EXERCISE OBJECTIVE: Search the data for the string "Robert" and extract every line where it appears.

>> START DATA LISTING

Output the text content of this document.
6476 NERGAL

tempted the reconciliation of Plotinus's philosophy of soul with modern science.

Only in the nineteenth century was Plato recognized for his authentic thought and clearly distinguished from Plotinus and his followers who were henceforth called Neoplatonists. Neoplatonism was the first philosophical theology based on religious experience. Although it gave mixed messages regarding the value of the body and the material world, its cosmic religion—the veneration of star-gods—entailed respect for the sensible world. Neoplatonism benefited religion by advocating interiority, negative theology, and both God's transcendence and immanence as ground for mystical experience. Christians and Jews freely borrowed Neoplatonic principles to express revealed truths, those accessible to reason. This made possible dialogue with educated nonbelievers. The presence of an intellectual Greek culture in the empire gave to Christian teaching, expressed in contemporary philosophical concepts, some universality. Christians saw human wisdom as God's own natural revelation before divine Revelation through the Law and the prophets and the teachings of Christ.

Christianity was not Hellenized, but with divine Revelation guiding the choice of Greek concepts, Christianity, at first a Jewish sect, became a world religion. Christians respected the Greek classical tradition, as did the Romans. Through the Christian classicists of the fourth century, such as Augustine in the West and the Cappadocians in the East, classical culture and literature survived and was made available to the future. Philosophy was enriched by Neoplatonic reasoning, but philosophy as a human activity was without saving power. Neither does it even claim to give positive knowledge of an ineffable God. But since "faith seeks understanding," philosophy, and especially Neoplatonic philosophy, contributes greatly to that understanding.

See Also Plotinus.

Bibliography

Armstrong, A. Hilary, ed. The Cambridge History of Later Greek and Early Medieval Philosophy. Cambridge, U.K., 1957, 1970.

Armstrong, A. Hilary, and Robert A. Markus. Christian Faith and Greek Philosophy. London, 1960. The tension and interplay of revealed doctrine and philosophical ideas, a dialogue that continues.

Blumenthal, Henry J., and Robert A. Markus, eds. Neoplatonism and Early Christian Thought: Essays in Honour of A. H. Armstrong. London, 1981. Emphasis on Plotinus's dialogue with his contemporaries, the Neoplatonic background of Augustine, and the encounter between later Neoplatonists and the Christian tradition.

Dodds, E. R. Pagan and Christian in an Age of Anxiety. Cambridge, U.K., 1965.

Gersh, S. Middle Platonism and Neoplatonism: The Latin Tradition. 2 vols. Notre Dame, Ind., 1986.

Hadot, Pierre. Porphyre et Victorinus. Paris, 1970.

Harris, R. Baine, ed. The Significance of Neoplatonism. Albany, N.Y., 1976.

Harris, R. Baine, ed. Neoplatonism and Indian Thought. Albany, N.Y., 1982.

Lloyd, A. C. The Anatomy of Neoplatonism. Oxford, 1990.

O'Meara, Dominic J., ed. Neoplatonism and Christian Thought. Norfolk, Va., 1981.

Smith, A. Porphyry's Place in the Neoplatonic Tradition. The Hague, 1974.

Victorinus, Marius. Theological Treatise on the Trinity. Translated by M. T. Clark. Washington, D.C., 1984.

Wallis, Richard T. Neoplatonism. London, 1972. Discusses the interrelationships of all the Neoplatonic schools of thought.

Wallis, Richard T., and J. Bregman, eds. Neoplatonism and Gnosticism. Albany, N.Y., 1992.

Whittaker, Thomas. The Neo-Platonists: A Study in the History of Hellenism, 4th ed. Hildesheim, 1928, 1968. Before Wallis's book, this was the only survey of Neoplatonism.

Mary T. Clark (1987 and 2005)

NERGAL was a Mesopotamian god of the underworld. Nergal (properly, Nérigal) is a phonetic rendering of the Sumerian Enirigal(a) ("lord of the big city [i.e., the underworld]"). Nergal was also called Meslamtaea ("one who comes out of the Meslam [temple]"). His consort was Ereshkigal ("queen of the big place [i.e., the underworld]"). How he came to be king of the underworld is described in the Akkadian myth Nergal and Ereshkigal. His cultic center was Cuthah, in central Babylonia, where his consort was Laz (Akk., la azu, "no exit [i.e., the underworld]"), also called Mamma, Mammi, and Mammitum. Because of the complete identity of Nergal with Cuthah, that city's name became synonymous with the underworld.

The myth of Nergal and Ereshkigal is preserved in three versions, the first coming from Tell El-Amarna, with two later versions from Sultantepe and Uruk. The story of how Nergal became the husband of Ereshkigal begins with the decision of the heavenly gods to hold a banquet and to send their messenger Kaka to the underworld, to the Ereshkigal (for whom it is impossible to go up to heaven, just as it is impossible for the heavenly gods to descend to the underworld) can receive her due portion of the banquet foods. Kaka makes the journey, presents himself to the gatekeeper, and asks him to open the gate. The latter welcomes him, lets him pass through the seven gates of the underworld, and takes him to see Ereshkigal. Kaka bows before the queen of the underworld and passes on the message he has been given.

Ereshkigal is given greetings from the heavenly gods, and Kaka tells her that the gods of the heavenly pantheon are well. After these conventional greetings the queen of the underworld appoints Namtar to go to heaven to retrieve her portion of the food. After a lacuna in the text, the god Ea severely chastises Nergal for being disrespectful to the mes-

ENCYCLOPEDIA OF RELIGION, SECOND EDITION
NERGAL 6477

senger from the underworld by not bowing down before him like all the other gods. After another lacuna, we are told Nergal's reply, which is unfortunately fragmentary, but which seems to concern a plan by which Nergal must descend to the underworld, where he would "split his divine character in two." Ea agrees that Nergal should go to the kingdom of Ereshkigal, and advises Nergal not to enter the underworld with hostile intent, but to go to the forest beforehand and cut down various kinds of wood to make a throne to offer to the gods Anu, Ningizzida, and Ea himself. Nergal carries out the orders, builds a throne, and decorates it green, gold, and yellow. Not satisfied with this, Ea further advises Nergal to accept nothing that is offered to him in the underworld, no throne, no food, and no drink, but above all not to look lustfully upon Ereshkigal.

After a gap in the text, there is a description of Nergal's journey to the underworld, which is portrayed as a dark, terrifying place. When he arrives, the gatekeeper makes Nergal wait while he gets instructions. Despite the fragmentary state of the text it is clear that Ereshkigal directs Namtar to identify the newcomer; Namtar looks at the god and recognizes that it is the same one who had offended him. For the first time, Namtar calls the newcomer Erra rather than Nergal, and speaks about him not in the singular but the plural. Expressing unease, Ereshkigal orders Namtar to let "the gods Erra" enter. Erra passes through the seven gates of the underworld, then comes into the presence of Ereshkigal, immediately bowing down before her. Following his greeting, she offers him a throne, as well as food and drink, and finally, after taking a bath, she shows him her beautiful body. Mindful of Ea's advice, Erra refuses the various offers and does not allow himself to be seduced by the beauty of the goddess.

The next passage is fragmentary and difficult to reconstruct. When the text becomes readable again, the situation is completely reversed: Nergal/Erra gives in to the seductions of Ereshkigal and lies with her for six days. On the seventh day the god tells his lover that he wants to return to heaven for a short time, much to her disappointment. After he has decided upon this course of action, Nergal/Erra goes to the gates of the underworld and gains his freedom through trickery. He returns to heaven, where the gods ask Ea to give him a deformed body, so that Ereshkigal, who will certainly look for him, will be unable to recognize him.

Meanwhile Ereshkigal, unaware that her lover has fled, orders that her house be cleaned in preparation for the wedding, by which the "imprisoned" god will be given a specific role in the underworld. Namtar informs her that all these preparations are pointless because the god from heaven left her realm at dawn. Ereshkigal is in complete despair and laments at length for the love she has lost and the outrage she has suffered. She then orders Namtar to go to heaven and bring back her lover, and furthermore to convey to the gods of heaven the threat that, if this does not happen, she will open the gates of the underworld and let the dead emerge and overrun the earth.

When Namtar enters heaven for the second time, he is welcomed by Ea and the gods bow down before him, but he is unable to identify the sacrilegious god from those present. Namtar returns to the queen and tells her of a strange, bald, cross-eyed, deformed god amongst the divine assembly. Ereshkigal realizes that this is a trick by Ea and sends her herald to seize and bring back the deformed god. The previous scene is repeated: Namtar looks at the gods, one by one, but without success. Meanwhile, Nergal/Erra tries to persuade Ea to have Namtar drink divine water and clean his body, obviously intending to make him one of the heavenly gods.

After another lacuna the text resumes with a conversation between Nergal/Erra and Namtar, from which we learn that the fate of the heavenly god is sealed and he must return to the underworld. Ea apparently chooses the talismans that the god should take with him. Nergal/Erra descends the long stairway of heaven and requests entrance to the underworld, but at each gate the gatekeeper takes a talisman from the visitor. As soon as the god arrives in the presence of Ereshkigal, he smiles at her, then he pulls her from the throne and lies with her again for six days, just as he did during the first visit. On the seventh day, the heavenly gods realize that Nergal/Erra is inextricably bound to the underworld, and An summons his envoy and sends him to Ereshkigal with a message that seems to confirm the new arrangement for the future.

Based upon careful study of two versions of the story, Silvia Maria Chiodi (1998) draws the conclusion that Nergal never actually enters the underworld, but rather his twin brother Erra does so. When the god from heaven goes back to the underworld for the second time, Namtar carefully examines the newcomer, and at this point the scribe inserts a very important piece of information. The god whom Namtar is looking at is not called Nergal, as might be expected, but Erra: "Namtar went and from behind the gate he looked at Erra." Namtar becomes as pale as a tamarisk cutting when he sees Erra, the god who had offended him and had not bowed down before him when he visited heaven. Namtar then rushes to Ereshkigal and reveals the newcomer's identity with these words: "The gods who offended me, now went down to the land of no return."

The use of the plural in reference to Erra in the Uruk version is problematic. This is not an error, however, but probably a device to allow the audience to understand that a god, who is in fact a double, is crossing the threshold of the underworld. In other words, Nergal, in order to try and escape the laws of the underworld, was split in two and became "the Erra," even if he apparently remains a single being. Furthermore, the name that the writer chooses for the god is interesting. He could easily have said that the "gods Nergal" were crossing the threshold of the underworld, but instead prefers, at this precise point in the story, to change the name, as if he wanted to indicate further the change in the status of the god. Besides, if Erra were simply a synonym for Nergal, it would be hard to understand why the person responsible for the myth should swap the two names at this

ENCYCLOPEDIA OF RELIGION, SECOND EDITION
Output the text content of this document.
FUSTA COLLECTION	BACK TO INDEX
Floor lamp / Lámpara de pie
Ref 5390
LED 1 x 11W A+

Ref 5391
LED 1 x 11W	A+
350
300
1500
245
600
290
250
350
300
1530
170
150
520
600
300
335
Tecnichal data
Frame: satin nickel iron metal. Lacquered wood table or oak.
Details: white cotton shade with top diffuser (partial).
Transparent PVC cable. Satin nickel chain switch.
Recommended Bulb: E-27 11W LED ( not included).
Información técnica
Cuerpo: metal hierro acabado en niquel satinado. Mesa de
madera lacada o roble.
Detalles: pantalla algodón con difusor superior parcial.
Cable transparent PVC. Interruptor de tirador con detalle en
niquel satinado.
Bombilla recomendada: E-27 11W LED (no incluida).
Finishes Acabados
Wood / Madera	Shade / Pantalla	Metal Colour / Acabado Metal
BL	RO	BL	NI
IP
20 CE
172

>> END DATA LISTING

RESPONSE:
Armstrong, A. Hilary, and Robert A. Markus. Christian Faith and Greek Philosophy. London, 1960. The tension and interplay of revealed doctrine and philosophical ideas, a dialogue that continues.
Blumenthal, Henry J., and Robert A. Markus, eds. Neoplatonism and Early Christian Thought: Essays in Honour of A. H. Armstrong. London, 1981. Emphasis on Plotinus's dialogue with his contemporaries, the Neoplatonic background of Augustine, and the encounter between later Neoplatonists and the Christian tradition.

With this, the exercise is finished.